The request: From the listing below, select every line where the word "Chips" appears.

Dataset rows

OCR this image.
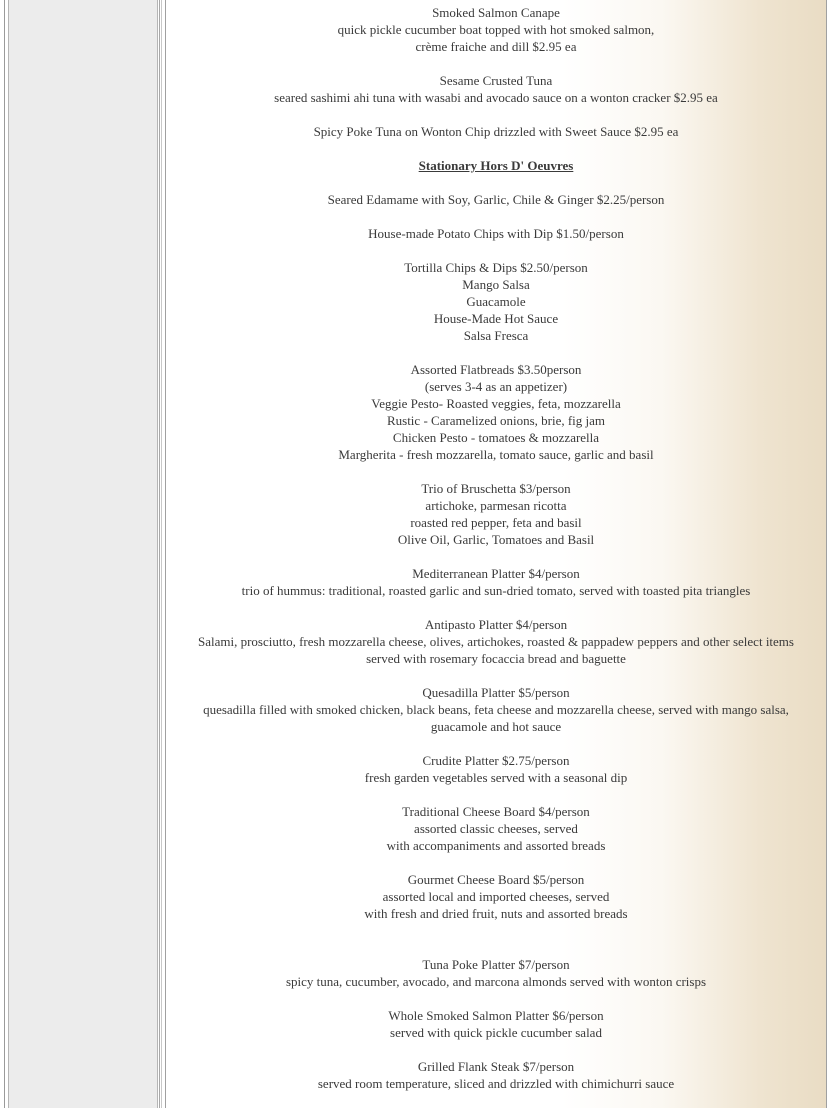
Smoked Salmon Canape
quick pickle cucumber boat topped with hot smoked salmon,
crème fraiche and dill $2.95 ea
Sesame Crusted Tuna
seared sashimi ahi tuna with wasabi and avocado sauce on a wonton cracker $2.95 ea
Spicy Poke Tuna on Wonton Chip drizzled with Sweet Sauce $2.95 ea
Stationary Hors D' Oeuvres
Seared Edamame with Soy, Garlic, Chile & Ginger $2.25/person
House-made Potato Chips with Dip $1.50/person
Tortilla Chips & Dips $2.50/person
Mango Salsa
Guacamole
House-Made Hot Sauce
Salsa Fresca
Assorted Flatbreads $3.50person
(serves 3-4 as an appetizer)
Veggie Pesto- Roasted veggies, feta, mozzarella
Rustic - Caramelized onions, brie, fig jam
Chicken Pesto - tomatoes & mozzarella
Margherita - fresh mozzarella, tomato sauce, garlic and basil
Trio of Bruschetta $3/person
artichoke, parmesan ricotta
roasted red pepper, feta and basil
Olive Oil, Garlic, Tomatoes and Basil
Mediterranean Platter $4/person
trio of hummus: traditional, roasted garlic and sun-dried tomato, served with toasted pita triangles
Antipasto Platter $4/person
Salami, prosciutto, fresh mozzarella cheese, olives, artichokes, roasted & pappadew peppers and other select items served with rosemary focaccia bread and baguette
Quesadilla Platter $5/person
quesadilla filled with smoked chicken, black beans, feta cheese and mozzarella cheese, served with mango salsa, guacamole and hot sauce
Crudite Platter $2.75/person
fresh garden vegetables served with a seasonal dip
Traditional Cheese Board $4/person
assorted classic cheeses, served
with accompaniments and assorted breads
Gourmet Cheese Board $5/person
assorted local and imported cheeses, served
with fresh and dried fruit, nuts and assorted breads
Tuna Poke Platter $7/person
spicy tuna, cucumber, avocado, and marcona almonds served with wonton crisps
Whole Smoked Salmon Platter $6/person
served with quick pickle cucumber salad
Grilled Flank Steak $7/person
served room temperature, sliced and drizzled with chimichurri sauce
==
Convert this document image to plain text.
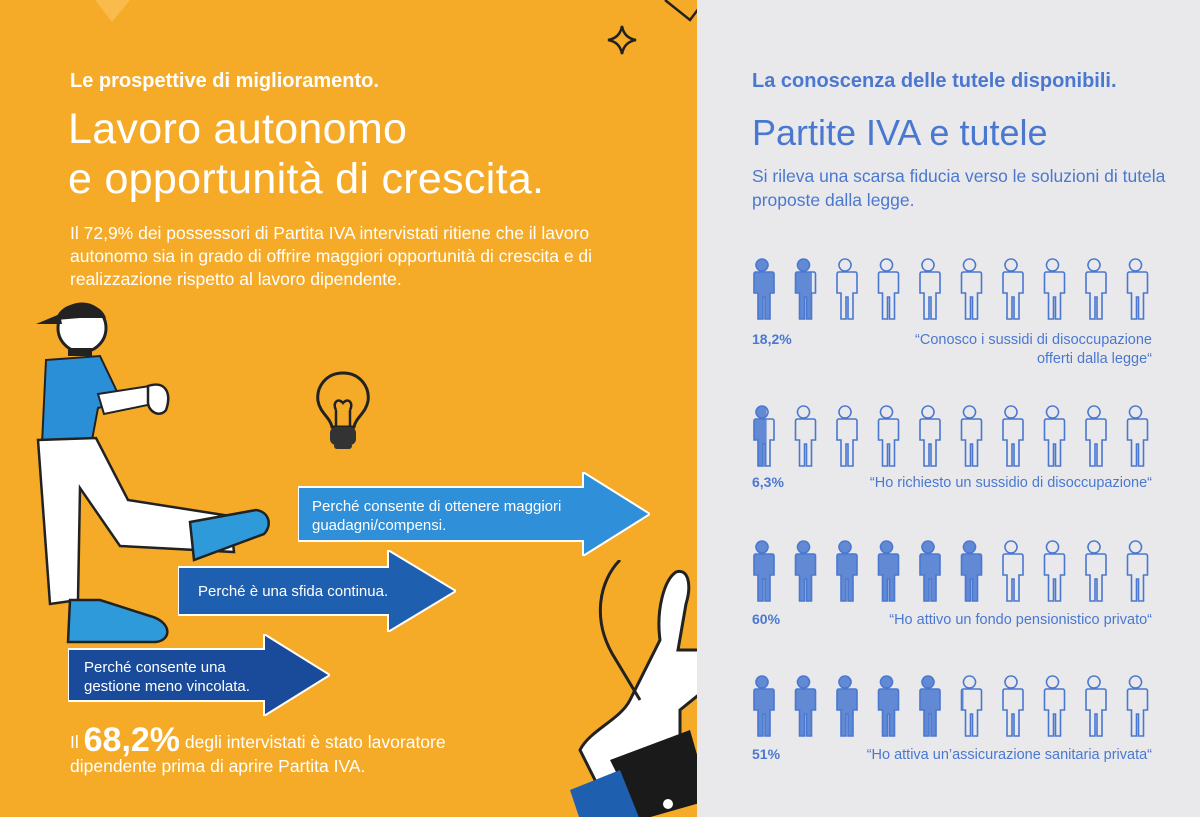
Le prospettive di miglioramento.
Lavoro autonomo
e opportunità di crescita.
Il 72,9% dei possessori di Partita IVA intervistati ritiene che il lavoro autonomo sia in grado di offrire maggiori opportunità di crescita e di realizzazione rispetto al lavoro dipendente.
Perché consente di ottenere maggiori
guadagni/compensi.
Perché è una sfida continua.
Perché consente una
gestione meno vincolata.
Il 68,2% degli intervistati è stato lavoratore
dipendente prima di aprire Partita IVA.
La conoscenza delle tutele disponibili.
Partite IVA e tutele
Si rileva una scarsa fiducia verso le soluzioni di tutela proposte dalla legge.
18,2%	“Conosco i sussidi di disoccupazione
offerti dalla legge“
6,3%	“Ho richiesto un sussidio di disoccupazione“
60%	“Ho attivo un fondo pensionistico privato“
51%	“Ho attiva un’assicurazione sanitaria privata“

Full solution:
House-made Potato Chips with Dip $1.50/person
Tortilla Chips & Dips $2.50/person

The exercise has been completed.